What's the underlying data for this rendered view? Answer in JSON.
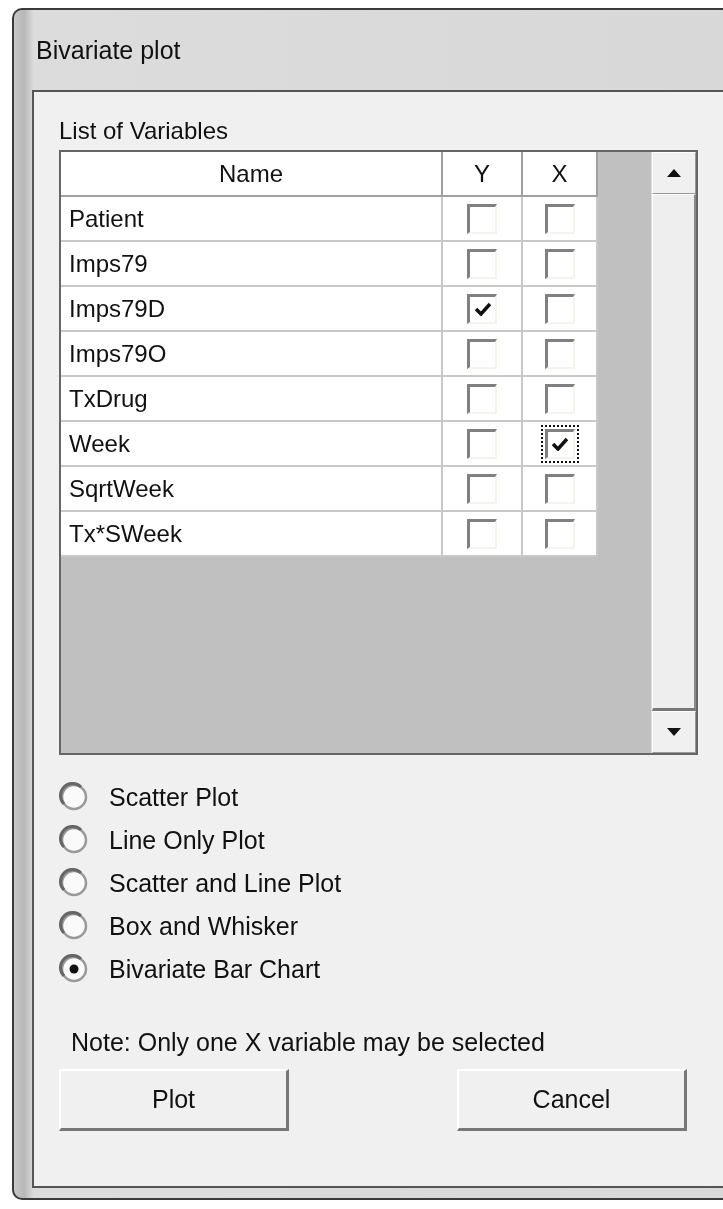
{
  "window": {
    "title": "Bivariate plot"
  },
  "variables": {
    "label": "List of Variables",
    "columns": [
      "Name",
      "Y",
      "X"
    ],
    "rows": [
      {
        "name": "Patient",
        "y": {
          "checked": false,
          "focused": false
        },
        "x": {
          "checked": false,
          "focused": false
        }
      },
      {
        "name": "Imps79",
        "y": {
          "checked": false,
          "focused": false
        },
        "x": {
          "checked": false,
          "focused": false
        }
      },
      {
        "name": "Imps79D",
        "y": {
          "checked": true,
          "focused": false
        },
        "x": {
          "checked": false,
          "focused": false
        }
      },
      {
        "name": "Imps79O",
        "y": {
          "checked": false,
          "focused": false
        },
        "x": {
          "checked": false,
          "focused": false
        }
      },
      {
        "name": "TxDrug",
        "y": {
          "checked": false,
          "focused": false
        },
        "x": {
          "checked": false,
          "focused": false
        }
      },
      {
        "name": "Week",
        "y": {
          "checked": false,
          "focused": false
        },
        "x": {
          "checked": true,
          "focused": true
        }
      },
      {
        "name": "SqrtWeek",
        "y": {
          "checked": false,
          "focused": false
        },
        "x": {
          "checked": false,
          "focused": false
        }
      },
      {
        "name": "Tx*SWeek",
        "y": {
          "checked": false,
          "focused": false
        },
        "x": {
          "checked": false,
          "focused": false
        }
      }
    ]
  },
  "plot_types": [
    {
      "label": "Scatter Plot",
      "selected": false
    },
    {
      "label": "Line Only Plot",
      "selected": false
    },
    {
      "label": "Scatter and Line Plot",
      "selected": false
    },
    {
      "label": "Box and Whisker",
      "selected": false
    },
    {
      "label": "Bivariate Bar Chart",
      "selected": true
    }
  ],
  "note": "Note: Only one X variable may be selected",
  "buttons": [
    "Plot",
    "Cancel"
  ]
}
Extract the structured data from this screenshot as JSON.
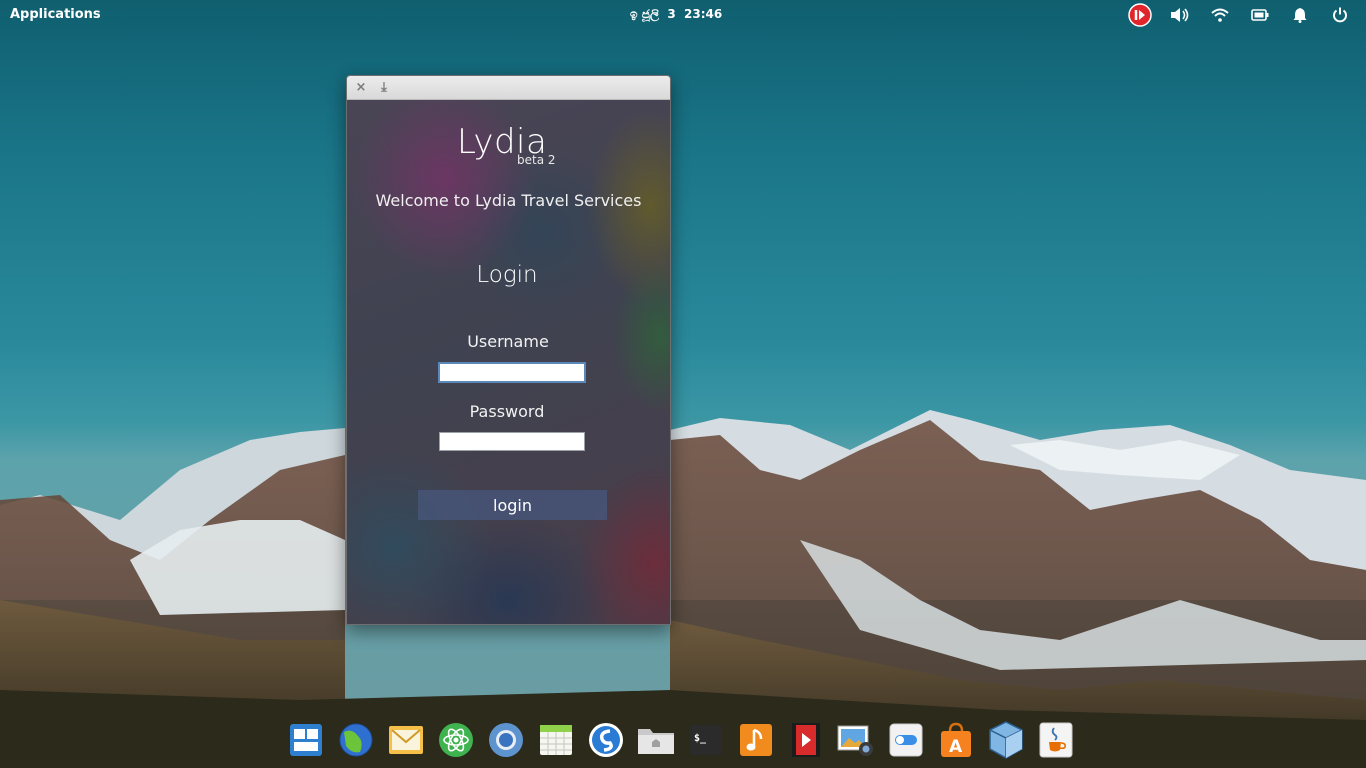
{
  "panel": {
    "applications_label": "Applications",
    "clock_text": "ඉ ජූලි  3  23:46",
    "tray_icons": [
      "screen-recorder-icon",
      "volume-icon",
      "wifi-icon",
      "battery-icon",
      "notifications-bell-icon",
      "power-icon"
    ]
  },
  "window": {
    "close_glyph": "×",
    "minimize_glyph": "⤓",
    "logo": "Lydia",
    "beta": "beta 2",
    "welcome": "Welcome to Lydia Travel Services",
    "heading": "Login",
    "username_label": "Username",
    "username_value": "",
    "password_label": "Password",
    "password_value": "",
    "login_button": "login"
  },
  "dock": {
    "apps": [
      "multitasking-view-icon",
      "web-browser-icon",
      "mail-icon",
      "atom-editor-icon",
      "chromium-icon",
      "calendar-icon",
      "simplenote-icon",
      "files-icon",
      "terminal-icon",
      "music-icon",
      "videos-icon",
      "photos-icon",
      "system-settings-icon",
      "appcenter-icon",
      "virtualbox-icon",
      "java-icon"
    ]
  },
  "colors": {
    "sky": "#1a7588",
    "window_button": "#465578",
    "recorder_red": "#e0262b"
  }
}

What you should do:
Report each line in the preceding entries that holds the string "data".

Full response:
What's the underlying data for this rendered view? Answer in JSON.
Extract the structured data from this screenshot as JSON.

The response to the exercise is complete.